- **WHAT YOU WILL DO**
Locate the lines that hold the string "JSON". Copy every such line.

┄┄┄┄┄┄┄┄┄┄

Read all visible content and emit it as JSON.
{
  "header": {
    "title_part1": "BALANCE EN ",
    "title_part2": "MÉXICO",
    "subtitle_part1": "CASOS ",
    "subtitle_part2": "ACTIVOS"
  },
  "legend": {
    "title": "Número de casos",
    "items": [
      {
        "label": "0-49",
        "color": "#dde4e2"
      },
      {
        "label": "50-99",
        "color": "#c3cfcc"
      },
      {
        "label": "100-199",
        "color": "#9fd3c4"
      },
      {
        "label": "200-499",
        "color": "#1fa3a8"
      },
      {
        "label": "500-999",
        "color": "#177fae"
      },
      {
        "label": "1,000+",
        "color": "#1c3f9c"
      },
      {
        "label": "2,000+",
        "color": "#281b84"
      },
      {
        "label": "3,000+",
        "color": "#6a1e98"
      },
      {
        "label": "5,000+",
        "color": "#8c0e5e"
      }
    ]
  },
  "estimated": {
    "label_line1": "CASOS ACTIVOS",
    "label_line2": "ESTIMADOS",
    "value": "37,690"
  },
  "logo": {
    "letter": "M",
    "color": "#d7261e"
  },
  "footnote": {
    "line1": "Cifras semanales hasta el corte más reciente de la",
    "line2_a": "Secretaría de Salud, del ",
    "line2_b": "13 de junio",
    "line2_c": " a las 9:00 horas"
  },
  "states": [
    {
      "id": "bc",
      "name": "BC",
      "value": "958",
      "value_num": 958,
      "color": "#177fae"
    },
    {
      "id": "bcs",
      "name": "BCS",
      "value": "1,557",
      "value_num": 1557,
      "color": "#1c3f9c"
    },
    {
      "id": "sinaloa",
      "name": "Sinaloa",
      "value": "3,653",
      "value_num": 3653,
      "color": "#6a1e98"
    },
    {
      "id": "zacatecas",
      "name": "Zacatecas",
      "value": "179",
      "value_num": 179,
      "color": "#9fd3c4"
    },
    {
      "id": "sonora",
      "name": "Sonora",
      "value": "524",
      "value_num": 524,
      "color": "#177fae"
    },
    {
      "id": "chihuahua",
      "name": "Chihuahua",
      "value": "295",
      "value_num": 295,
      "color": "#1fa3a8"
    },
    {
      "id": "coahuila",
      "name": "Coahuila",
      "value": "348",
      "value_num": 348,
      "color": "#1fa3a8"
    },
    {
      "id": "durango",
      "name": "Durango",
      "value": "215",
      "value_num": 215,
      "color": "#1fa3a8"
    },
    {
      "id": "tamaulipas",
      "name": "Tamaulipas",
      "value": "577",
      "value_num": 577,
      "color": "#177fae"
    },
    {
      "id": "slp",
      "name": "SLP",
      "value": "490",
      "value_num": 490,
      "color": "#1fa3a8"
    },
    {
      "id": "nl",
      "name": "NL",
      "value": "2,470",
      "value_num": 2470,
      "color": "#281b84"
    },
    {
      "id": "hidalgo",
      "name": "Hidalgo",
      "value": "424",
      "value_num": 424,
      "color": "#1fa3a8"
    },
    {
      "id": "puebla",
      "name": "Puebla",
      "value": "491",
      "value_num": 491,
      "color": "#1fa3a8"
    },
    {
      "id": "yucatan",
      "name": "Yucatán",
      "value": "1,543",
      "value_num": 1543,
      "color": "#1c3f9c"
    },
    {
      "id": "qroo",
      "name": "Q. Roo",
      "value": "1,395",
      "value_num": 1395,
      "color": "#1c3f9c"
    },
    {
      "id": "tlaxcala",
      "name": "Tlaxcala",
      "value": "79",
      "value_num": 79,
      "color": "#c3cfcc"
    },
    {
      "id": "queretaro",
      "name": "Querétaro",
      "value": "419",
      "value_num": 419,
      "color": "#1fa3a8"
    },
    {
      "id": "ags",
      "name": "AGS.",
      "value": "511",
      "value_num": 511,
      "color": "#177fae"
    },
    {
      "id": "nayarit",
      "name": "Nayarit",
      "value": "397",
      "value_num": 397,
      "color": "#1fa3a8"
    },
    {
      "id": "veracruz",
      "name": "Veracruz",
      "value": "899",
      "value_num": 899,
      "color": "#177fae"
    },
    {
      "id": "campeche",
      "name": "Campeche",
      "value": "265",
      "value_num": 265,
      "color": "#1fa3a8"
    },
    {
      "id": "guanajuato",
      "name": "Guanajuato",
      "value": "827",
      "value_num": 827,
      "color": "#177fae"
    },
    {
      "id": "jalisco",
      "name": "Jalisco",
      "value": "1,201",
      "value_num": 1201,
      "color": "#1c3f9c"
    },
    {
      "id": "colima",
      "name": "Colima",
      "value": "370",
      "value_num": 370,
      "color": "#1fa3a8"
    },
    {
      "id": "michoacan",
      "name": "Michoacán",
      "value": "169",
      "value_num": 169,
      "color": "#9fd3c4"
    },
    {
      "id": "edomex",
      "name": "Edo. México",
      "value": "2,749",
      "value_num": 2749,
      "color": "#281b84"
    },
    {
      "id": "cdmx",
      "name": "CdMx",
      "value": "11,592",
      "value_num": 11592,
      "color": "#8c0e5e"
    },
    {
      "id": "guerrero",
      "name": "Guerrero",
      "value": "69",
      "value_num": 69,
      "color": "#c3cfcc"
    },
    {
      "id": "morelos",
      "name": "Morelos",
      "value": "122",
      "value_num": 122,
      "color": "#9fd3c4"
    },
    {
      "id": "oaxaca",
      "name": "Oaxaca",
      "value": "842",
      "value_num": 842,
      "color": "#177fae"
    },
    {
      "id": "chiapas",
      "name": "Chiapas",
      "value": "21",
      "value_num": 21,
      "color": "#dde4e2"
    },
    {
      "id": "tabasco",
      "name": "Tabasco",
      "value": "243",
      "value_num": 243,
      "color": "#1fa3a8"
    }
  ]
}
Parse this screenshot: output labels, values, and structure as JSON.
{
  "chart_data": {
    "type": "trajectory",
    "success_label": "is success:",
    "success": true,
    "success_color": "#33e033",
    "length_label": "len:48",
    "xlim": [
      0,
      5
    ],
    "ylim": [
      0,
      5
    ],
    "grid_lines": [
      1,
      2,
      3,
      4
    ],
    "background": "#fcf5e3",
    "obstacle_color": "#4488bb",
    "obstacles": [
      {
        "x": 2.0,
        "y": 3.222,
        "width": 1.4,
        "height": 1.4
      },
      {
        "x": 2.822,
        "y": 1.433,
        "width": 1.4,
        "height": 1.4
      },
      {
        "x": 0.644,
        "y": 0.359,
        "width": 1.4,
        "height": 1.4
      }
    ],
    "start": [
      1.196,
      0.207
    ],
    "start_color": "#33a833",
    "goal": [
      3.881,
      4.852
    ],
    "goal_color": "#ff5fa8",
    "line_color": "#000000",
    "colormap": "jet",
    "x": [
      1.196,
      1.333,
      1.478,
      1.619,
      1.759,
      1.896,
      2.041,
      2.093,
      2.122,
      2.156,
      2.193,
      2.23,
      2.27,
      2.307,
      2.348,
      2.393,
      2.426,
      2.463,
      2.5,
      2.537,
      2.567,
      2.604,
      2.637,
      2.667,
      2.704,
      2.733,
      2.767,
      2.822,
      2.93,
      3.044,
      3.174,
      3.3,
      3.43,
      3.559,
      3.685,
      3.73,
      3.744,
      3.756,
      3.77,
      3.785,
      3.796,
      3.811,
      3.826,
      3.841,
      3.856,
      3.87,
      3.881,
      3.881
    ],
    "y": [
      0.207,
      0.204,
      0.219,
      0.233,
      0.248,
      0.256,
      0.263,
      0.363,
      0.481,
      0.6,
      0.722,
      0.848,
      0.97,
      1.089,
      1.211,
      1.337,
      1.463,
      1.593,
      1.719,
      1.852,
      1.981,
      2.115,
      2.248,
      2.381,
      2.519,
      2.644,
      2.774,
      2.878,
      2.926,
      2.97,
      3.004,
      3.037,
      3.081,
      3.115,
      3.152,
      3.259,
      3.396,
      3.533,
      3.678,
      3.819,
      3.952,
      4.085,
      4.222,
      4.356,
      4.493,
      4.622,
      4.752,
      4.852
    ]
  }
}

┄┄┄┄┄┄┄┄┄┄

- **OUTPUT OF THE EXERCISE**
Read all visible content and emit it as JSON.
Parse this screenshot: output labels, values, and structure as JSON.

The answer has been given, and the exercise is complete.